**Task to complete**. Which lines below hold the word "title"? Report each one.

--- Start of Record list ---

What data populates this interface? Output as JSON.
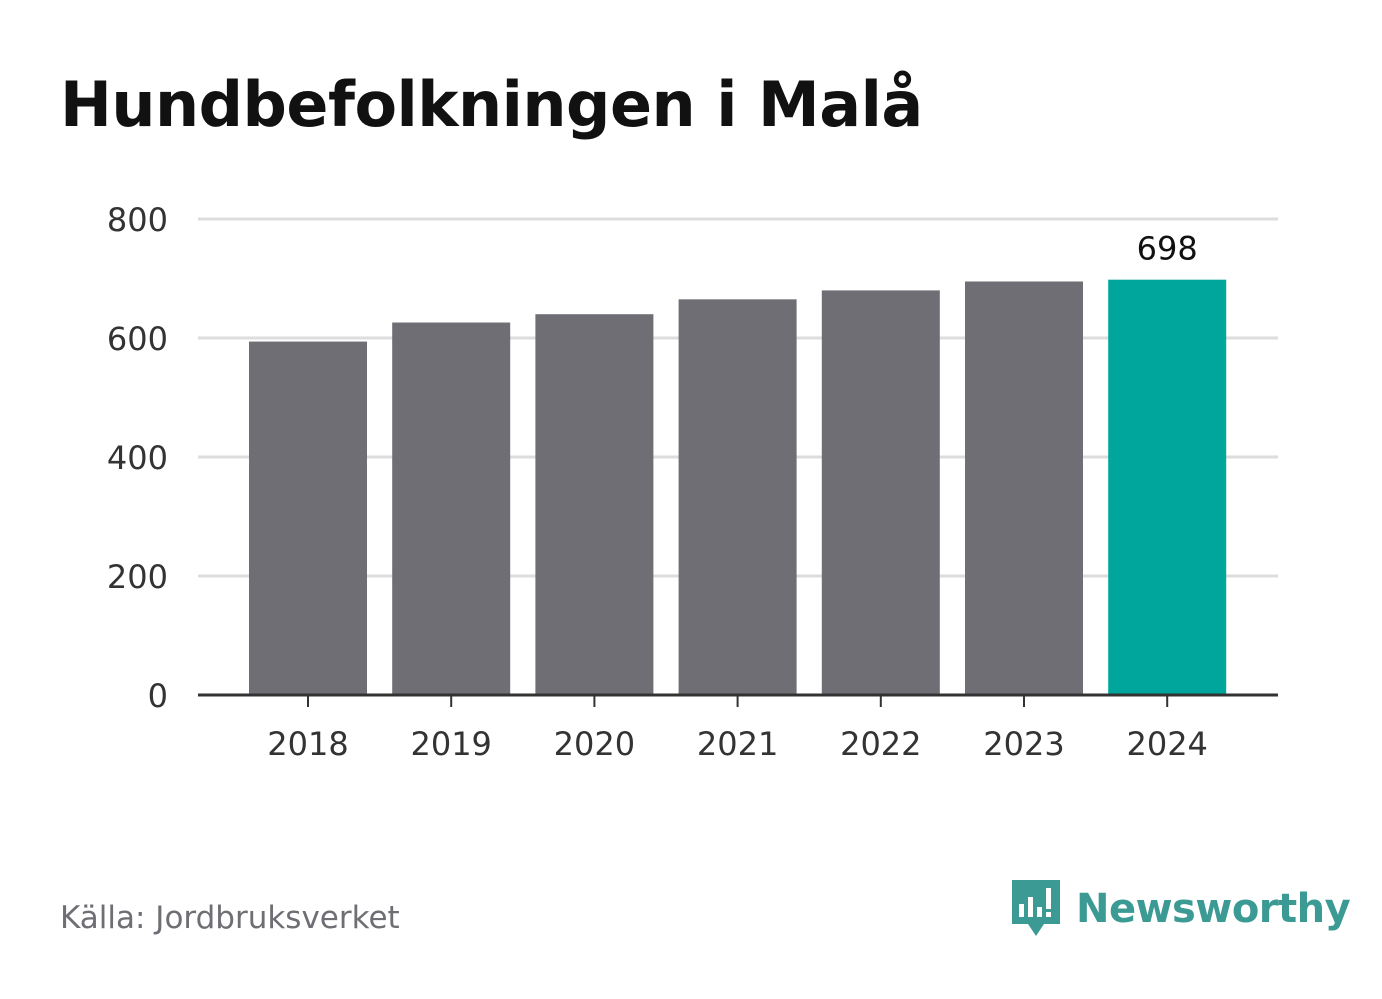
{
  "title": "Hundbefolkningen i Malå",
  "source": "Källa: Jordbruksverket",
  "brand": {
    "name": "Newsworthy",
    "icon": "newsworthy-logo-icon"
  },
  "colors": {
    "bar": "#6f6e75",
    "highlight": "#00a69b",
    "grid": "#dddddd",
    "axis": "#333333",
    "brand": "#3b9a93"
  },
  "chart_data": {
    "type": "bar",
    "categories": [
      "2018",
      "2019",
      "2020",
      "2021",
      "2022",
      "2023",
      "2024"
    ],
    "values": [
      594,
      626,
      640,
      665,
      680,
      695,
      698
    ],
    "highlight_index": 6,
    "data_labels": [
      {
        "index": 6,
        "text": "698"
      }
    ],
    "yticks": [
      0,
      200,
      400,
      600,
      800
    ],
    "ylim": [
      0,
      800
    ],
    "grid": true,
    "title": "",
    "xlabel": "",
    "ylabel": ""
  }
}
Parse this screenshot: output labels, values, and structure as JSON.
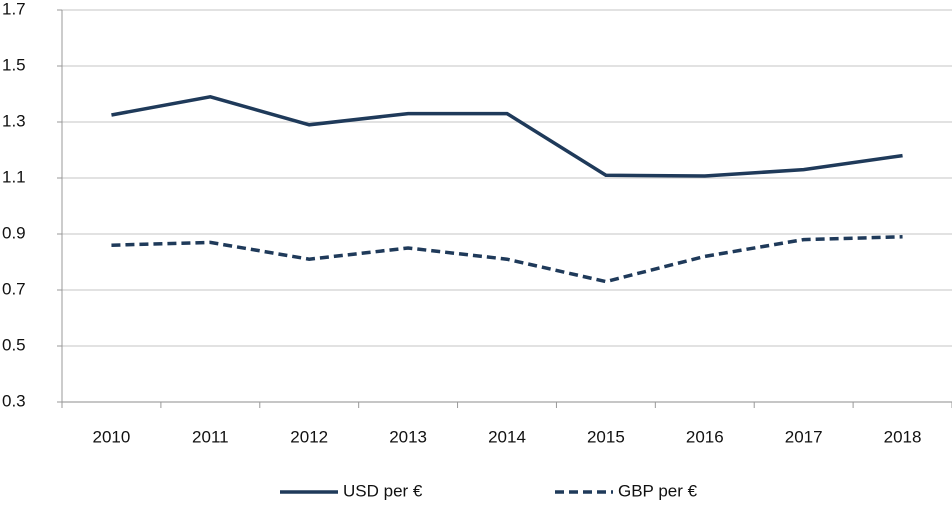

--- End of Record list ---

**Right answer**.
  "title": "Hundbefolkningen i Malå",
    "title": "",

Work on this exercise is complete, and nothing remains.